----- Supplied data -----

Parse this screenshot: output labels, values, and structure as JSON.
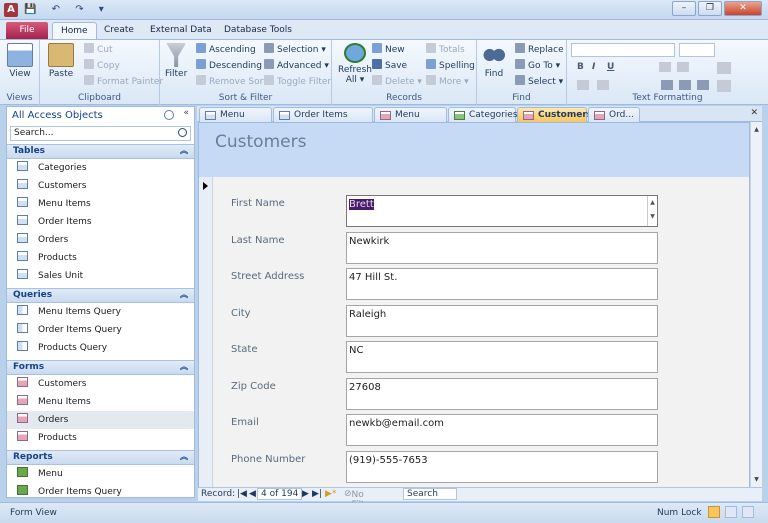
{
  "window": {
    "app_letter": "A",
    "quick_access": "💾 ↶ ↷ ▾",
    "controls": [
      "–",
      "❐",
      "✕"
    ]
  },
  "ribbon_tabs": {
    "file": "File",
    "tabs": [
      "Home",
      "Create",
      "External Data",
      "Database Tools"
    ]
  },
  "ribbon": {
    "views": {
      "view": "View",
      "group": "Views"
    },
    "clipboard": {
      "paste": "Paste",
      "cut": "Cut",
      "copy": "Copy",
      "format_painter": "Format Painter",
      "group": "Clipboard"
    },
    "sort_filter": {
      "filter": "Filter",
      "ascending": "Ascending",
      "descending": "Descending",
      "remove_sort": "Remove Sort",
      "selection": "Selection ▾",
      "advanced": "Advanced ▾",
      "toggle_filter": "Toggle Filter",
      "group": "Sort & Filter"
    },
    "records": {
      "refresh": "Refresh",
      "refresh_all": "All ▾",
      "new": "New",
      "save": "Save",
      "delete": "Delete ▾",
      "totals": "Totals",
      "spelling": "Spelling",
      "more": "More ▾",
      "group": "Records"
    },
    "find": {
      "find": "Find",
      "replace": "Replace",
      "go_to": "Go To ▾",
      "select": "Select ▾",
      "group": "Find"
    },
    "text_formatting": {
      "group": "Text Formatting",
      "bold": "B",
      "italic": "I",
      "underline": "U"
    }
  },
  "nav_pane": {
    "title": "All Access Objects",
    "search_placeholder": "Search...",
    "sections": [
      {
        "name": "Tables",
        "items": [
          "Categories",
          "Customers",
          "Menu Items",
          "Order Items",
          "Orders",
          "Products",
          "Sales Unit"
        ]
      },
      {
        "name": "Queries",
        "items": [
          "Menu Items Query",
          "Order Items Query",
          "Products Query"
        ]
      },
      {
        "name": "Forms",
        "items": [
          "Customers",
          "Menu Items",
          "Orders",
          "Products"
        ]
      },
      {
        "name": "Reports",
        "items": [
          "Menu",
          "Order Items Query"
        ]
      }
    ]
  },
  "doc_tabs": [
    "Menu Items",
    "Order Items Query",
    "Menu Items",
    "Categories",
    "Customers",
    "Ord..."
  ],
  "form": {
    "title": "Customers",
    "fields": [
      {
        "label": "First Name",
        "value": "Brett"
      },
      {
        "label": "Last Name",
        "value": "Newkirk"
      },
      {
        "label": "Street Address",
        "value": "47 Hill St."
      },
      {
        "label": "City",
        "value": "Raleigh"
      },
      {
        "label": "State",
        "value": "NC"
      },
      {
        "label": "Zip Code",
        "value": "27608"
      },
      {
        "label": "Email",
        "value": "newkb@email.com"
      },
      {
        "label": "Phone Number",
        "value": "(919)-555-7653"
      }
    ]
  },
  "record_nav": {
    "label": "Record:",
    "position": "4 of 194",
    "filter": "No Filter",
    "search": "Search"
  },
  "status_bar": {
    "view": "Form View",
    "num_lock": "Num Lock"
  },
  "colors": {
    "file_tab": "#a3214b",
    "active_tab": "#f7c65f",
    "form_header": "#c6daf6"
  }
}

-----

### [Goal]
Omitting all images, print the listing exactly.

### [Task result]
Parse this screenshot: output labels, values, and structure as JSON.
{
  "window": {
    "app_letter": "A",
    "quick_access": "💾 ↶ ↷ ▾",
    "controls": [
      "–",
      "❐",
      "✕"
    ]
  },
  "ribbon_tabs": {
    "file": "File",
    "tabs": [
      "Home",
      "Create",
      "External Data",
      "Database Tools"
    ]
  },
  "ribbon": {
    "views": {
      "view": "View",
      "group": "Views"
    },
    "clipboard": {
      "paste": "Paste",
      "cut": "Cut",
      "copy": "Copy",
      "format_painter": "Format Painter",
      "group": "Clipboard"
    },
    "sort_filter": {
      "filter": "Filter",
      "ascending": "Ascending",
      "descending": "Descending",
      "remove_sort": "Remove Sort",
      "selection": "Selection ▾",
      "advanced": "Advanced ▾",
      "toggle_filter": "Toggle Filter",
      "group": "Sort & Filter"
    },
    "records": {
      "refresh": "Refresh",
      "refresh_all": "All ▾",
      "new": "New",
      "save": "Save",
      "delete": "Delete ▾",
      "totals": "Totals",
      "spelling": "Spelling",
      "more": "More ▾",
      "group": "Records"
    },
    "find": {
      "find": "Find",
      "replace": "Replace",
      "go_to": "Go To ▾",
      "select": "Select ▾",
      "group": "Find"
    },
    "text_formatting": {
      "group": "Text Formatting",
      "bold": "B",
      "italic": "I",
      "underline": "U"
    }
  },
  "nav_pane": {
    "title": "All Access Objects",
    "search_placeholder": "Search...",
    "sections": [
      {
        "name": "Tables",
        "items": [
          "Categories",
          "Customers",
          "Menu Items",
          "Order Items",
          "Orders",
          "Products",
          "Sales Unit"
        ]
      },
      {
        "name": "Queries",
        "items": [
          "Menu Items Query",
          "Order Items Query",
          "Products Query"
        ]
      },
      {
        "name": "Forms",
        "items": [
          "Customers",
          "Menu Items",
          "Orders",
          "Products"
        ]
      },
      {
        "name": "Reports",
        "items": [
          "Menu",
          "Order Items Query"
        ]
      }
    ]
  },
  "doc_tabs": [
    "Menu Items",
    "Order Items Query",
    "Menu Items",
    "Categories",
    "Customers",
    "Ord..."
  ],
  "form": {
    "title": "Customers",
    "fields": [
      {
        "label": "First Name",
        "value": "Brett"
      },
      {
        "label": "Last Name",
        "value": "Newkirk"
      },
      {
        "label": "Street Address",
        "value": "47 Hill St."
      },
      {
        "label": "City",
        "value": "Raleigh"
      },
      {
        "label": "State",
        "value": "NC"
      },
      {
        "label": "Zip Code",
        "value": "27608"
      },
      {
        "label": "Email",
        "value": "newkb@email.com"
      },
      {
        "label": "Phone Number",
        "value": "(919)-555-7653"
      }
    ]
  },
  "record_nav": {
    "label": "Record:",
    "position": "4 of 194",
    "filter": "No Filter",
    "search": "Search"
  },
  "status_bar": {
    "view": "Form View",
    "num_lock": "Num Lock"
  },
  "colors": {
    "file_tab": "#a3214b",
    "active_tab": "#f7c65f",
    "form_header": "#c6daf6"
  }
}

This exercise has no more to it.